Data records
########################################

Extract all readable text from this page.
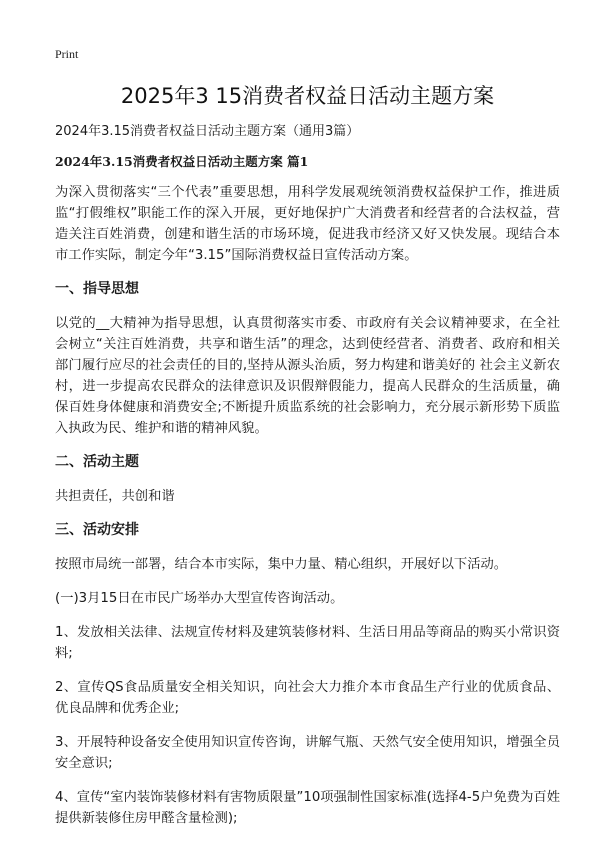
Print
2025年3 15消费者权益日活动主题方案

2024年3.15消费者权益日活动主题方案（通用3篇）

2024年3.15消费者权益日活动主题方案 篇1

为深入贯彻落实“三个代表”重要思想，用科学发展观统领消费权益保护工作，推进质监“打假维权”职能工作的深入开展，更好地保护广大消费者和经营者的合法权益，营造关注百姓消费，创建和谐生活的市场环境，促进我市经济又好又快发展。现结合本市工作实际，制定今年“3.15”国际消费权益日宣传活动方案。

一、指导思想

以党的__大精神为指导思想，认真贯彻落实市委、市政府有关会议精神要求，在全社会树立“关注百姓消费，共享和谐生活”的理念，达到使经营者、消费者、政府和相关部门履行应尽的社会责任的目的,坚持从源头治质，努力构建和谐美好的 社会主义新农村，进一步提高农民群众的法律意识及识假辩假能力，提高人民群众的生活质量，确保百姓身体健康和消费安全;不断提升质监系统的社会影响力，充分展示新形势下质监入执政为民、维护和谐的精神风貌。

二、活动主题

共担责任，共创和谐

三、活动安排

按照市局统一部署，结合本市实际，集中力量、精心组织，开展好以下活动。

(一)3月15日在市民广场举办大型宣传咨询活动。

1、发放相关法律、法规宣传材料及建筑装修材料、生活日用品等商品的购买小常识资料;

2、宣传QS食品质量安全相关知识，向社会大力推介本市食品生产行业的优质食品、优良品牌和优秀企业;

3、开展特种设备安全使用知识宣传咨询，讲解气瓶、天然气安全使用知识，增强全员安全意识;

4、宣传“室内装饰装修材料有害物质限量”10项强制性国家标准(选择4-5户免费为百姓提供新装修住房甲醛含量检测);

########################################

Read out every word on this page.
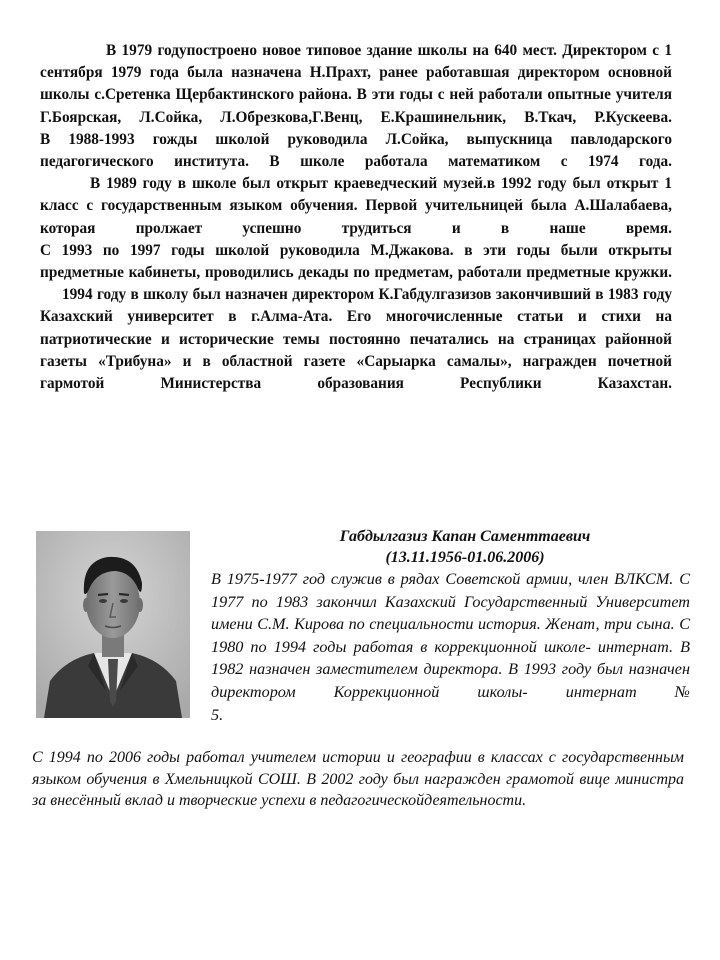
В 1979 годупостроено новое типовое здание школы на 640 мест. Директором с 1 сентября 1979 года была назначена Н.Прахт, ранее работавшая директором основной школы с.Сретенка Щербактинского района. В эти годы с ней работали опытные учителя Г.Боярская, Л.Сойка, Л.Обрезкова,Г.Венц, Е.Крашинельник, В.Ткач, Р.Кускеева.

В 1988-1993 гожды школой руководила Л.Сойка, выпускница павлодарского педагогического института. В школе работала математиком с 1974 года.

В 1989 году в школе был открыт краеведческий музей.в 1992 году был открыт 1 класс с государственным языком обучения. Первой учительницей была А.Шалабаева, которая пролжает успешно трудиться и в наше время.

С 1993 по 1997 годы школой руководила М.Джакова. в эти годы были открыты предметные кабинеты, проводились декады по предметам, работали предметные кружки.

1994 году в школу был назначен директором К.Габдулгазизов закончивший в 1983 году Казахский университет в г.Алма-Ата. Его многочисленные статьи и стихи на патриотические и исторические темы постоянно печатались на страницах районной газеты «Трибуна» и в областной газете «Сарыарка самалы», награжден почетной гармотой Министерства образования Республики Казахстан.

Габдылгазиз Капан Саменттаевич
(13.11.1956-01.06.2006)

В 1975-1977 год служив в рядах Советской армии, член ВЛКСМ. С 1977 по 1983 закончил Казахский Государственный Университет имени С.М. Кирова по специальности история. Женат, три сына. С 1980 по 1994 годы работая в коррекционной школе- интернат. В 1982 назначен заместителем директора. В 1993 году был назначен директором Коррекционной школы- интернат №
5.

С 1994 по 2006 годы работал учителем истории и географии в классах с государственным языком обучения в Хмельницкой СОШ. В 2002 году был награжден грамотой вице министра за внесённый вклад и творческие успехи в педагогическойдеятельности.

########################################

Look over the records above and copy each line that includes the string "Сойка".

В 1979 годупостроено новое типовое здание школы на 640 мест. Директором с 1 сентября 1979 года была назначена Н.Прахт, ранее работавшая директором основной школы с.Сретенка Щербактинского района. В эти годы с ней работали опытные учителя Г.Боярская, Л.Сойка, Л.Обрезкова,Г.Венц, Е.Крашинельник, В.Ткач, Р.Кускеева.
В 1988-1993 гожды школой руководила Л.Сойка, выпускница павлодарского педагогического института. В школе работала математиком с 1974 года.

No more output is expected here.